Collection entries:
┄┄┄┄┄┄┄┄┄┄

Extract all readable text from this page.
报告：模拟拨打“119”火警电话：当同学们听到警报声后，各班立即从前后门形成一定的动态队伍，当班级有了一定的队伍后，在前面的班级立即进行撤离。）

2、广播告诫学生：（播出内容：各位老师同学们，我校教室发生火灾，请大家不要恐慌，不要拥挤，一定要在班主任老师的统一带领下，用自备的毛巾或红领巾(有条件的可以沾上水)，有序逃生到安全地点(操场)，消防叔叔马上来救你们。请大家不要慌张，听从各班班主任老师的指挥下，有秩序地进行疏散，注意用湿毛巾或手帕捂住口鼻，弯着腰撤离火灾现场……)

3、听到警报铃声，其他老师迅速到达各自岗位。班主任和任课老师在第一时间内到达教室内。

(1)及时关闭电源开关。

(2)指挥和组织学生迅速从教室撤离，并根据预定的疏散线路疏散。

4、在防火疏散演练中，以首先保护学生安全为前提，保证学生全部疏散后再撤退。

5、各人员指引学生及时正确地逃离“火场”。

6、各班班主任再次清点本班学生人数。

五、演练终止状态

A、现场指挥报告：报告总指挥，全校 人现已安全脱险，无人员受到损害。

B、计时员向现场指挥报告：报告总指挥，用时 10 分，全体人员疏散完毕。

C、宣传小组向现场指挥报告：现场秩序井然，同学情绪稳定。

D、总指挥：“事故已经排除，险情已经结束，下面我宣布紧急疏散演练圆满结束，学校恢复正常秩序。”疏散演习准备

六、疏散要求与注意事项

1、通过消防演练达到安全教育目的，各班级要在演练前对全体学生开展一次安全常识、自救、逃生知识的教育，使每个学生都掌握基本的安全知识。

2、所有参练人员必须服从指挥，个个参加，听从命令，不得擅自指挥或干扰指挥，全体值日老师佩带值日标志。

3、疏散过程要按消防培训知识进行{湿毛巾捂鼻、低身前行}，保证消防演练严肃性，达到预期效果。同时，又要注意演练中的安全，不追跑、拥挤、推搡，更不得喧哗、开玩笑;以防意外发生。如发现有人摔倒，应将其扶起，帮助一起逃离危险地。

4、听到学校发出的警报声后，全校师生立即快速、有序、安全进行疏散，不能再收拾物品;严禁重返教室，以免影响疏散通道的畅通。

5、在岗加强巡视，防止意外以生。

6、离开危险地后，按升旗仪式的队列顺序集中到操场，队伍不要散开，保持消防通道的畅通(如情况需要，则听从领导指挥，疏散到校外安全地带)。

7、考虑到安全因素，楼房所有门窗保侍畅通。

┄┄┄┄┄┄┄┄┄┄

Exercise requirements:
Print out every entry, keeping each one exact.

Output:
Extract all readable text from this page.
报告：模拟拨打“119”火警电话：当同学们听到警报声后，各班立即从前后门形成一定的动态队伍，当班级有了一定的队伍后，在前面的班级立即进行撤离。）

2、广播告诫学生：（播出内容：各位老师同学们，我校教室发生火灾，请大家不要恐慌，不要拥挤，一定要在班主任老师的统一带领下，用自备的毛巾或红领巾(有条件的可以沾上水)，有序逃生到安全地点(操场)，消防叔叔马上来救你们。请大家不要慌张，听从各班班主任老师的指挥下，有秩序地进行疏散，注意用湿毛巾或手帕捂住口鼻，弯着腰撤离火灾现场……)

3、听到警报铃声，其他老师迅速到达各自岗位。班主任和任课老师在第一时间内到达教室内。

(1)及时关闭电源开关。

(2)指挥和组织学生迅速从教室撤离，并根据预定的疏散线路疏散。

4、在防火疏散演练中，以首先保护学生安全为前提，保证学生全部疏散后再撤退。

5、各人员指引学生及时正确地逃离“火场”。

6、各班班主任再次清点本班学生人数。

五、演练终止状态

A、现场指挥报告：报告总指挥，全校 人现已安全脱险，无人员受到损害。

B、计时员向现场指挥报告：报告总指挥，用时 10 分，全体人员疏散完毕。

C、宣传小组向现场指挥报告：现场秩序井然，同学情绪稳定。

D、总指挥：“事故已经排除，险情已经结束，下面我宣布紧急疏散演练圆满结束，学校恢复正常秩序。”疏散演习准备

六、疏散要求与注意事项

1、通过消防演练达到安全教育目的，各班级要在演练前对全体学生开展一次安全常识、自救、逃生知识的教育，使每个学生都掌握基本的安全知识。

2、所有参练人员必须服从指挥，个个参加，听从命令，不得擅自指挥或干扰指挥，全体值日老师佩带值日标志。

3、疏散过程要按消防培训知识进行{湿毛巾捂鼻、低身前行}，保证消防演练严肃性，达到预期效果。同时，又要注意演练中的安全，不追跑、拥挤、推搡，更不得喧哗、开玩笑;以防意外发生。如发现有人摔倒，应将其扶起，帮助一起逃离危险地。

4、听到学校发出的警报声后，全校师生立即快速、有序、安全进行疏散，不能再收拾物品;严禁重返教室，以免影响疏散通道的畅通。

5、在岗加强巡视，防止意外以生。

6、离开危险地后，按升旗仪式的队列顺序集中到操场，队伍不要散开，保持消防通道的畅通(如情况需要，则听从领导指挥，疏散到校外安全地带)。

7、考虑到安全因素，楼房所有门窗保侍畅通。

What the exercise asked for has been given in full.